Figure content listings

-.-.-

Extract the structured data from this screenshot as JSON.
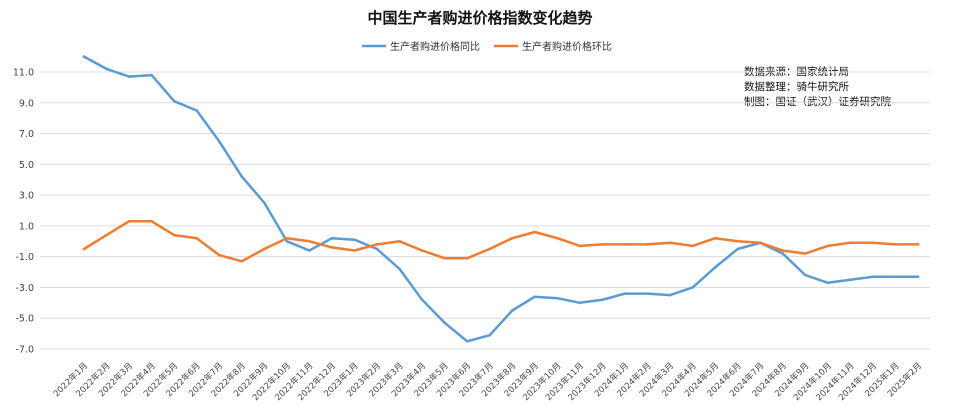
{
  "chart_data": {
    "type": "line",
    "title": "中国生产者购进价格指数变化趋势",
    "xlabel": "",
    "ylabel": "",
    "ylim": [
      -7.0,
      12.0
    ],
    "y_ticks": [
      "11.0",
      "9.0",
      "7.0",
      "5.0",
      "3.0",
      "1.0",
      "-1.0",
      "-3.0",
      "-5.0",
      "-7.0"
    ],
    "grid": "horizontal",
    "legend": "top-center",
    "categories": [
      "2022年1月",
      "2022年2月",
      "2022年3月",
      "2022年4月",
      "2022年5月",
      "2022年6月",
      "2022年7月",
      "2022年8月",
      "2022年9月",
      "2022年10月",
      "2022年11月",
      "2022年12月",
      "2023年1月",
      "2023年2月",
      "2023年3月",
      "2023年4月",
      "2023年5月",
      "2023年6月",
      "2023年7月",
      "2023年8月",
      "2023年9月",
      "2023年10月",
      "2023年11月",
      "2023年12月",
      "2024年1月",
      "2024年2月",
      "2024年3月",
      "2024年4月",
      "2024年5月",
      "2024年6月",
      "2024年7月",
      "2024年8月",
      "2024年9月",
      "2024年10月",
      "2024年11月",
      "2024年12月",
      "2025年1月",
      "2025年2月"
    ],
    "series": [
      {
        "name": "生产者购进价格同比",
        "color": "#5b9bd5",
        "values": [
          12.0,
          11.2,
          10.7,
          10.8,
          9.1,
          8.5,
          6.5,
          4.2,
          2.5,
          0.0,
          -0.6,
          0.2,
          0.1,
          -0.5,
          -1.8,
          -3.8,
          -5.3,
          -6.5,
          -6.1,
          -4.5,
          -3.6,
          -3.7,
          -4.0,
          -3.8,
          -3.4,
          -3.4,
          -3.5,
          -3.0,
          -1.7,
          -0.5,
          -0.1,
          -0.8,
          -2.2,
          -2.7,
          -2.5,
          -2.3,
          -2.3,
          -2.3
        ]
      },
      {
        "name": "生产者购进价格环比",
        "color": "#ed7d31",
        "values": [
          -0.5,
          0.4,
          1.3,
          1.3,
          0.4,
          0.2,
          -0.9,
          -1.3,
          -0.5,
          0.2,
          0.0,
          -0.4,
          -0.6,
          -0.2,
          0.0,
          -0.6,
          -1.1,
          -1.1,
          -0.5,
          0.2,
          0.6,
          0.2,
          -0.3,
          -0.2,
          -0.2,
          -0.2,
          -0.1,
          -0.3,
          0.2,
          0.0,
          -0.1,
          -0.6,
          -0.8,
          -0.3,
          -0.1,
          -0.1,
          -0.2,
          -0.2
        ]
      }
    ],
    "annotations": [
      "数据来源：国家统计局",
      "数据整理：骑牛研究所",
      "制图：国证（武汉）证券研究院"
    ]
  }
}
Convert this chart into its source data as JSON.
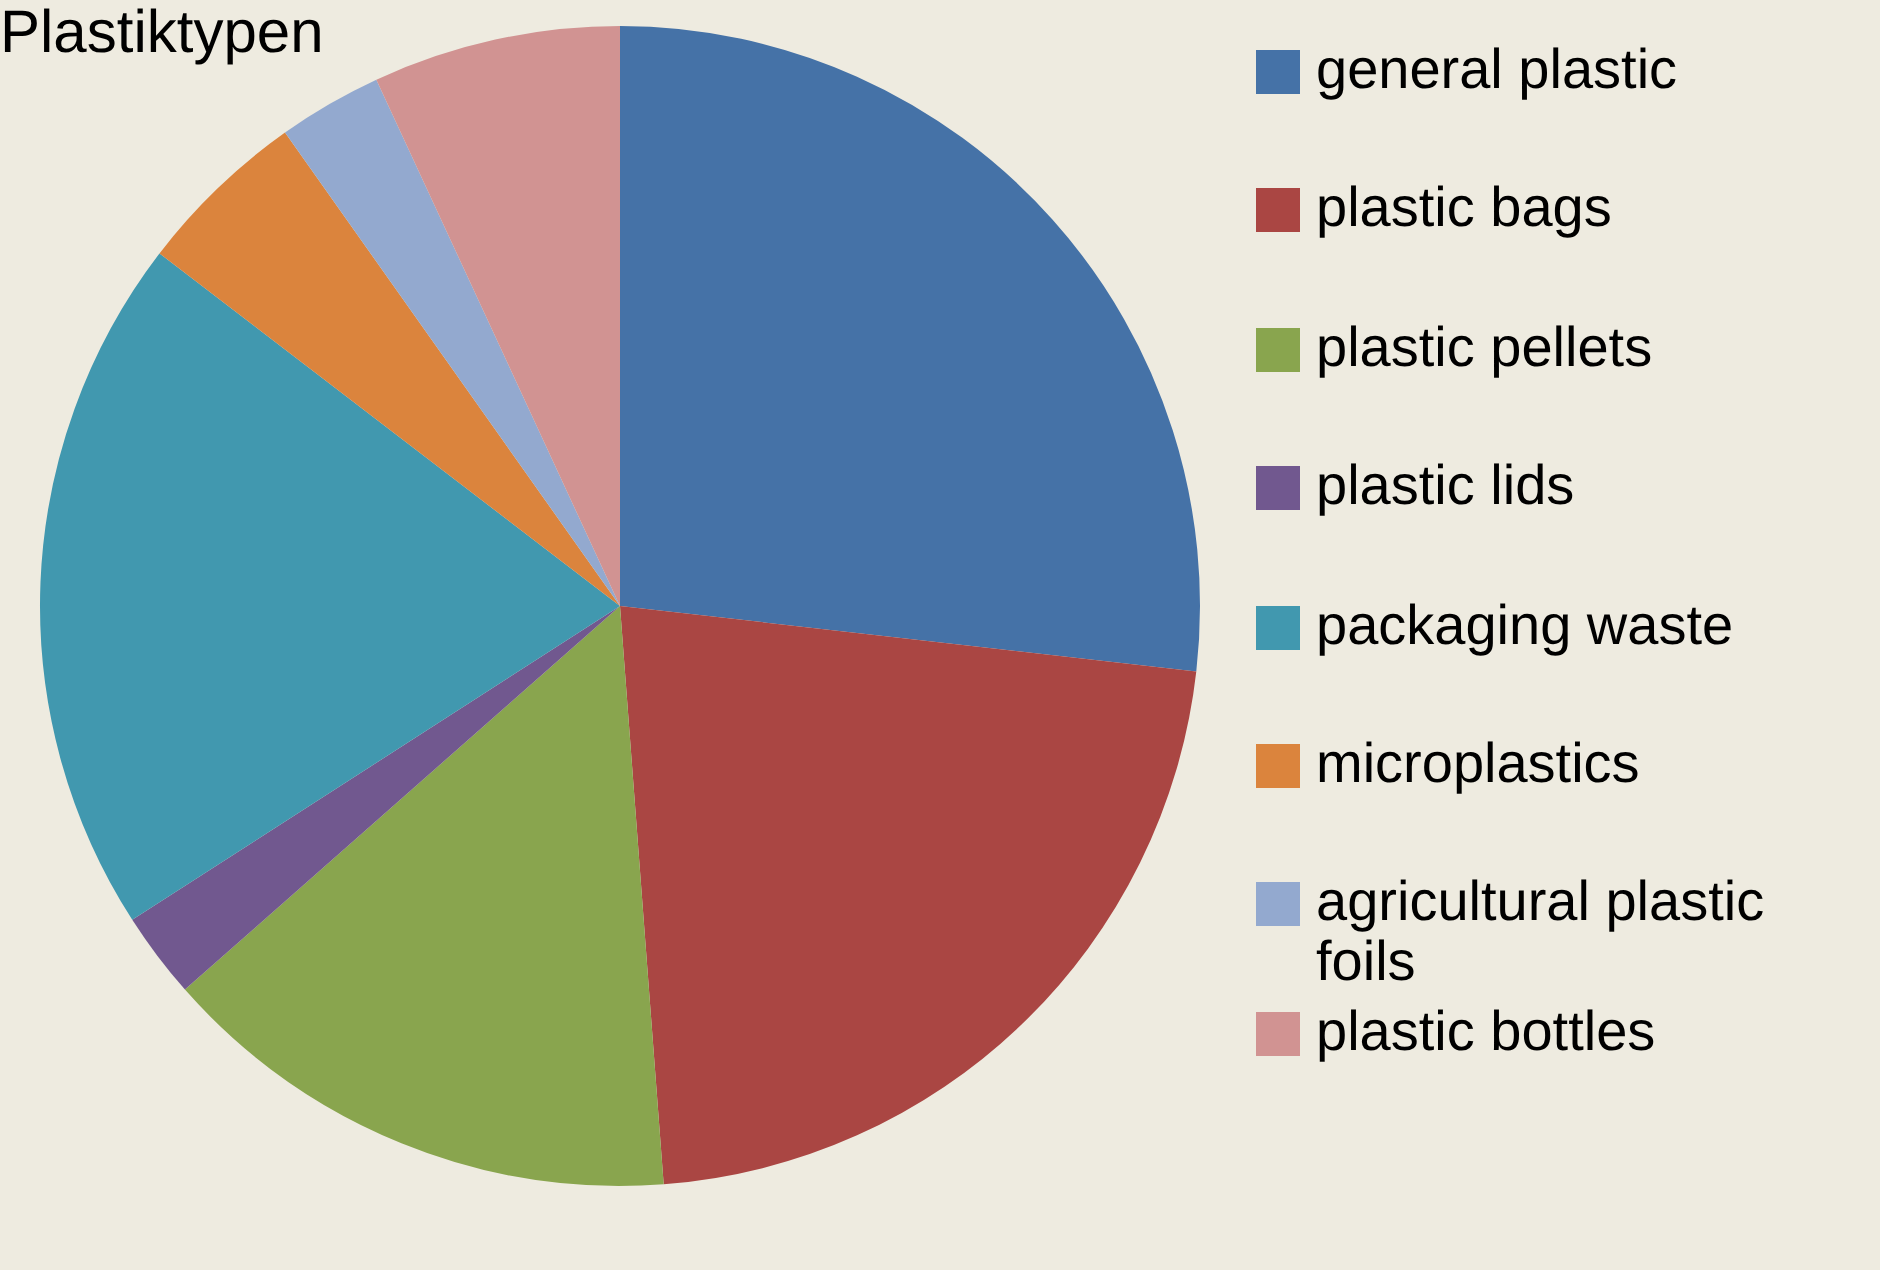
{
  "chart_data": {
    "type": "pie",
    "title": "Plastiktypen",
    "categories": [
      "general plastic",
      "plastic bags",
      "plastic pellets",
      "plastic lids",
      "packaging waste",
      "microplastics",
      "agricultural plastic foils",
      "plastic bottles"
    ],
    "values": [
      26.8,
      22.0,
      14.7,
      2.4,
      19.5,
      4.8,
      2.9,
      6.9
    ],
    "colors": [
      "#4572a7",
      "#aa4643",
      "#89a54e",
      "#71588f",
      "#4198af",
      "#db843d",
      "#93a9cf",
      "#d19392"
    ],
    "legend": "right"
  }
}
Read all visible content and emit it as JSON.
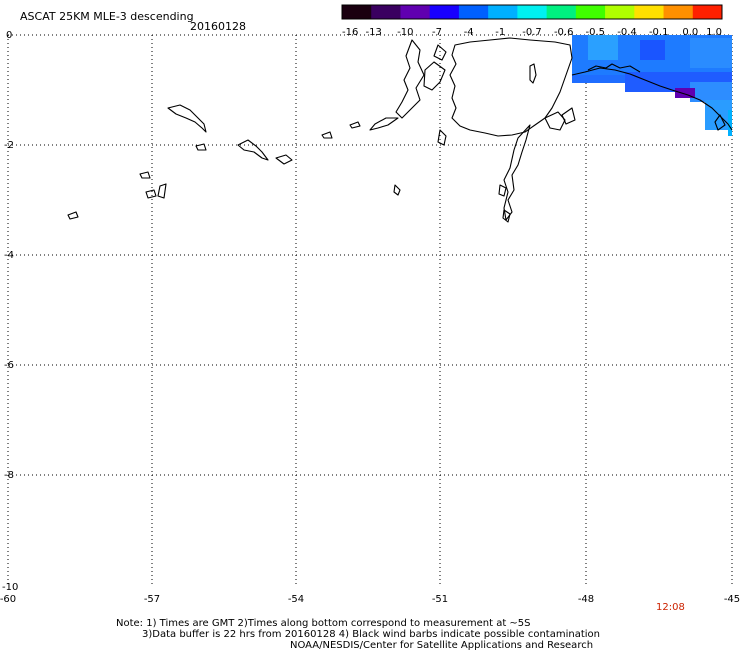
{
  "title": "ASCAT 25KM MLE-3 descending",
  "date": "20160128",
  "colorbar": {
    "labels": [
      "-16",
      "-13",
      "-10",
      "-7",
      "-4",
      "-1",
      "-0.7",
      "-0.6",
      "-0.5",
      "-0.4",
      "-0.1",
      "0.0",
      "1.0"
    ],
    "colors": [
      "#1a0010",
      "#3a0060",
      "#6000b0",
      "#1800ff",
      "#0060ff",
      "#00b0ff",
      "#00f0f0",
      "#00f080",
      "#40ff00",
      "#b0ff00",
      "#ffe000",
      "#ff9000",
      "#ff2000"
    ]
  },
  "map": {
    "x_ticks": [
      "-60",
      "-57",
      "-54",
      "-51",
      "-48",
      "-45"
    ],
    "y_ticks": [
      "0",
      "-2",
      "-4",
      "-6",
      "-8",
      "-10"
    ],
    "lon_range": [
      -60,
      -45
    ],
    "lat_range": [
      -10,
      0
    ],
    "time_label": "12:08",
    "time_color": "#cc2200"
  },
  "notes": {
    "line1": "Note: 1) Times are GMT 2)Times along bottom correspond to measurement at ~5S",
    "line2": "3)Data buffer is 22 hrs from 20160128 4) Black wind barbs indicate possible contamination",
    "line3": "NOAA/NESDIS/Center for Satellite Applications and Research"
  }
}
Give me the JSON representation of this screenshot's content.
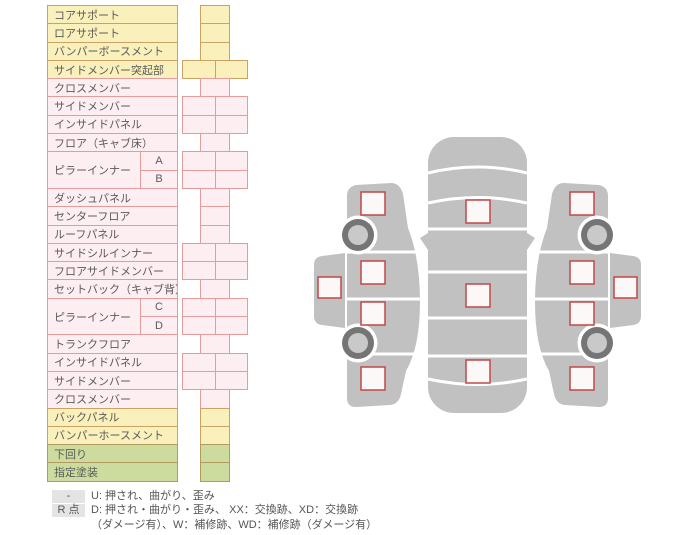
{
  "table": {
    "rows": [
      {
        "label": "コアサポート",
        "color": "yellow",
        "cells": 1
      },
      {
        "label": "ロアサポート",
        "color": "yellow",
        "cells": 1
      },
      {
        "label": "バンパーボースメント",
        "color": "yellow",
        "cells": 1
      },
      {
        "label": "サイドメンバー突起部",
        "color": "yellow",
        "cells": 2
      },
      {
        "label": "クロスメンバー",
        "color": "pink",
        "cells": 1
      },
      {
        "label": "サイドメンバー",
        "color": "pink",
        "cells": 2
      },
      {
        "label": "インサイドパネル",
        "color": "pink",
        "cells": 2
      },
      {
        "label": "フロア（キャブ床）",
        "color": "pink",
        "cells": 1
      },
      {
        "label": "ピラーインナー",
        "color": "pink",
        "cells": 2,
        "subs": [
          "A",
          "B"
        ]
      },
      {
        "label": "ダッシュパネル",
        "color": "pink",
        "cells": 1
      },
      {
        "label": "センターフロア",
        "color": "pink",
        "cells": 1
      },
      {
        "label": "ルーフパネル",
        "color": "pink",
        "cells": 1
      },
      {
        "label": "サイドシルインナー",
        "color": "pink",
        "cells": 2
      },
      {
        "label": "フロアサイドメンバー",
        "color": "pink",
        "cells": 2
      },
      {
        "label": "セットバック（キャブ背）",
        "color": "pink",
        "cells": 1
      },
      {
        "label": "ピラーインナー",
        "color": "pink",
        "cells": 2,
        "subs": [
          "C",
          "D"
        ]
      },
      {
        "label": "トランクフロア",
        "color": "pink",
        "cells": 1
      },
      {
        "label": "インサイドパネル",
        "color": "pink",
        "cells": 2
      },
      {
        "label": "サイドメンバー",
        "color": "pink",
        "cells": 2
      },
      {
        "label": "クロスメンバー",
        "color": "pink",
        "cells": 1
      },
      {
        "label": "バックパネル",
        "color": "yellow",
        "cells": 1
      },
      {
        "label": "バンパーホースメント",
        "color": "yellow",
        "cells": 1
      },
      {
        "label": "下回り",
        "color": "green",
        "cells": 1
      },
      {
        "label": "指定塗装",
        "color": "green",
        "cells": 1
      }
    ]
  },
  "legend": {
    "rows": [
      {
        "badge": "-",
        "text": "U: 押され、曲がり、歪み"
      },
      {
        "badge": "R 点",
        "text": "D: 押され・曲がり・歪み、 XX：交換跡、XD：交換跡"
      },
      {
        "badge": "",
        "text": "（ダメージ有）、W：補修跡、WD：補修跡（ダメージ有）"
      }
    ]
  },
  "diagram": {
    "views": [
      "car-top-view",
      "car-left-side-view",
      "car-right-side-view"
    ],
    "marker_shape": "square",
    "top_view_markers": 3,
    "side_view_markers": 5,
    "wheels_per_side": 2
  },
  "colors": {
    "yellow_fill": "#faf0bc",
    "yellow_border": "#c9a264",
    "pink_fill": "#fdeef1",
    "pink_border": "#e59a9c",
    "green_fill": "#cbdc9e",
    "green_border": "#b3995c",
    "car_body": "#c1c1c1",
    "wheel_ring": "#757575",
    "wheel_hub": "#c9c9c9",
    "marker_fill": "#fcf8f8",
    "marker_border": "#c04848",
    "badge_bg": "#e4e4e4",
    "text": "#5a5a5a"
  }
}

-.-.-

Show, from the material above, each line that includes the string "text".

        "text": "U: 押され、曲がり、歪み"
        "text": "D: 押され・曲がり・歪み、 XX：交換跡、XD：交換跡"
        "text": "（ダメージ有）、W：補修跡、WD：補修跡（ダメージ有）"
    "text": "#5a5a5a"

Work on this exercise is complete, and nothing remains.